Directive: Show, in full, each line of the data that contains "Foto".

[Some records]
##############################

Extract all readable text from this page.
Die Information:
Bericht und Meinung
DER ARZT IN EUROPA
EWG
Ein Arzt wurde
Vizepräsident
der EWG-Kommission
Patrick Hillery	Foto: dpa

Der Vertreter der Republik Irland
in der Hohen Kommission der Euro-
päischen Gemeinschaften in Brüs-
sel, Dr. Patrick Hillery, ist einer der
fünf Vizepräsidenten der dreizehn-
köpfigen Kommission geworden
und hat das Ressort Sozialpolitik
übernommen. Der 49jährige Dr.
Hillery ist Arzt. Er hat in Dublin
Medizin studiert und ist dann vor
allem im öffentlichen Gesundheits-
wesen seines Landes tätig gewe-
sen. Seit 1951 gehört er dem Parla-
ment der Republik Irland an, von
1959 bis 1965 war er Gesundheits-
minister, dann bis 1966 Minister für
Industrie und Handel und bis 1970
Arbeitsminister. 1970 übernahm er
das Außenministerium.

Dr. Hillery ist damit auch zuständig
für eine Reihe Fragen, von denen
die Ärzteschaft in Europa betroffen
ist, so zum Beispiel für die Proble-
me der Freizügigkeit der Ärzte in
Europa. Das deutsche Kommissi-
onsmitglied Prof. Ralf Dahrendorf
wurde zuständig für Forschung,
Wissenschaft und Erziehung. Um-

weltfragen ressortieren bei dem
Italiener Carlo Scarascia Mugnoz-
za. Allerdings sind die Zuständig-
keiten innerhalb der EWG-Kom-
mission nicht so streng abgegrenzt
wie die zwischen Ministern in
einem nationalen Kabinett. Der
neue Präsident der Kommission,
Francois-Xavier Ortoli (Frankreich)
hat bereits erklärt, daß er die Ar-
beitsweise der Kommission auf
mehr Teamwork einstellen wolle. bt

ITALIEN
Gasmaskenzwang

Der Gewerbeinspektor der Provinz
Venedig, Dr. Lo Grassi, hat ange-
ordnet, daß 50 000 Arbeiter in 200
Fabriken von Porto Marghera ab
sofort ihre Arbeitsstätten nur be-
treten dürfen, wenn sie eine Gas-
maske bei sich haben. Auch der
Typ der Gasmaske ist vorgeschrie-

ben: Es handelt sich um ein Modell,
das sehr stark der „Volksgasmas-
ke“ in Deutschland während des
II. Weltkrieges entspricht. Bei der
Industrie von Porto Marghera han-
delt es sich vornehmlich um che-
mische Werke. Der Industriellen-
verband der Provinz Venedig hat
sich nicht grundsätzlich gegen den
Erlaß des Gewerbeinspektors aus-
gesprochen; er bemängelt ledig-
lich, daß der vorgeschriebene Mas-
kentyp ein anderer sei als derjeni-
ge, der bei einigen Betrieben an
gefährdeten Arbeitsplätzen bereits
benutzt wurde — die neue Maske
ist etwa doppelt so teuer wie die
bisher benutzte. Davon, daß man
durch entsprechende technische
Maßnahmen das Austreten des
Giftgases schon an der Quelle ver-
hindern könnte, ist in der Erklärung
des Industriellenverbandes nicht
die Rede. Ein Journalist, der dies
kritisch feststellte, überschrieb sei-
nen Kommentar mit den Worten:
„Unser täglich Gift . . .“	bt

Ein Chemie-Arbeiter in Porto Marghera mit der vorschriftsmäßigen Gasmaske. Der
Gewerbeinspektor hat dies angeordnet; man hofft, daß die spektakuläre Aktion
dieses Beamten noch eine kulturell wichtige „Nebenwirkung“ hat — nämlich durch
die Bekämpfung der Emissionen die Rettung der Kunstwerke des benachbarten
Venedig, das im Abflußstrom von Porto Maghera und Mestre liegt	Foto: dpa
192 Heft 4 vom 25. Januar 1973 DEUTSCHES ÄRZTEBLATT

##############################

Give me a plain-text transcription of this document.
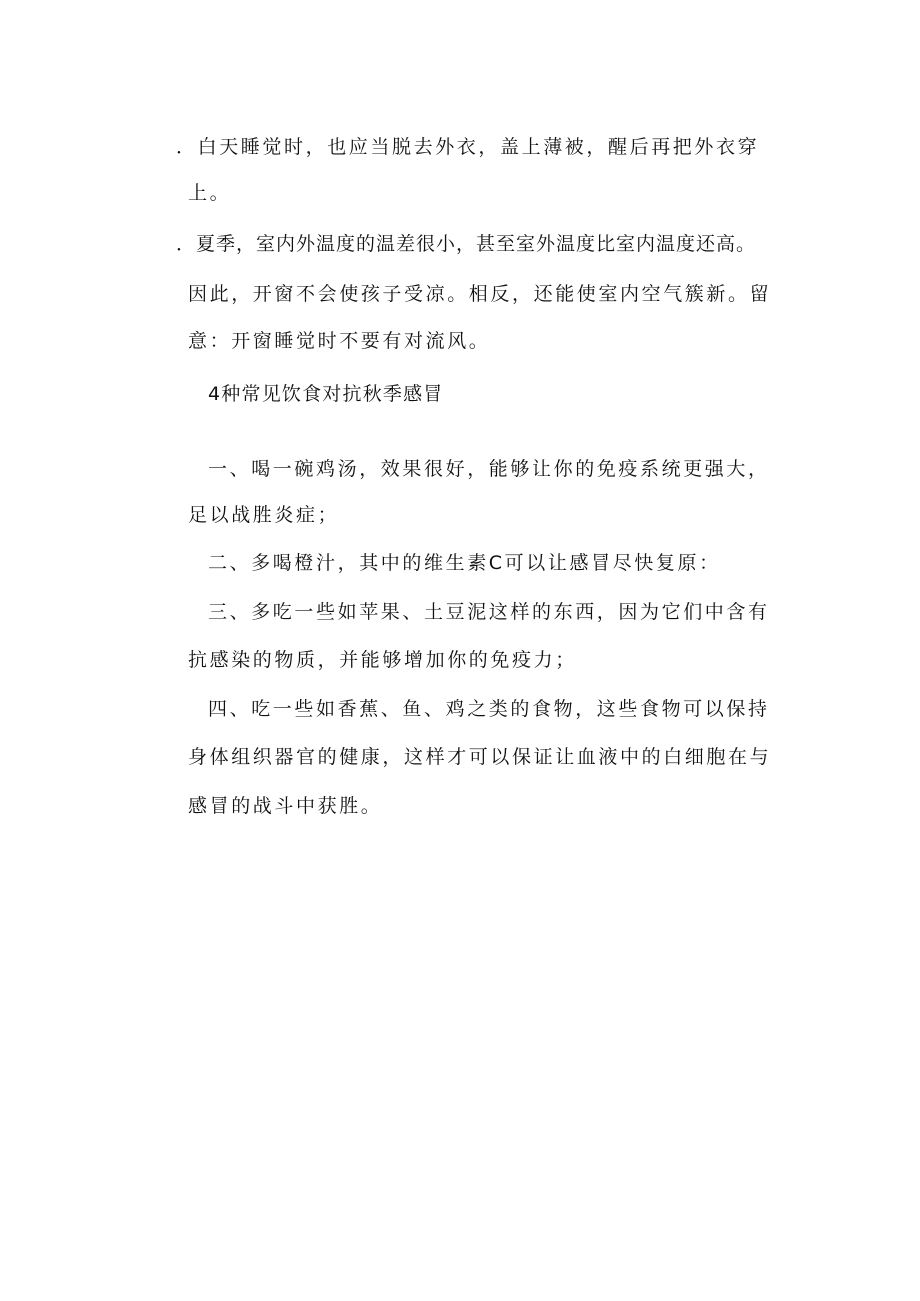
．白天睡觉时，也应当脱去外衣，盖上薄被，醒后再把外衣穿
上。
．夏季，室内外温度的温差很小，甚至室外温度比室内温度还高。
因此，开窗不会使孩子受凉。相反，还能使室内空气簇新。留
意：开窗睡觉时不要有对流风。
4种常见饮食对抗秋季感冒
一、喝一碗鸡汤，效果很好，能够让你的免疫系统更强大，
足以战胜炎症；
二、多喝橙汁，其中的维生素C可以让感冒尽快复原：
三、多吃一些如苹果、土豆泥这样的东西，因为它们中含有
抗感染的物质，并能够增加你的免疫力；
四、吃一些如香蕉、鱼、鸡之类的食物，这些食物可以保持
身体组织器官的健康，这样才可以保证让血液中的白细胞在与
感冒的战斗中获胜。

##############################

Response:
Patrick Hillery	Foto: dpa
Venedig, das im Abflußstrom von Porto Maghera und Mestre liegt	Foto: dpa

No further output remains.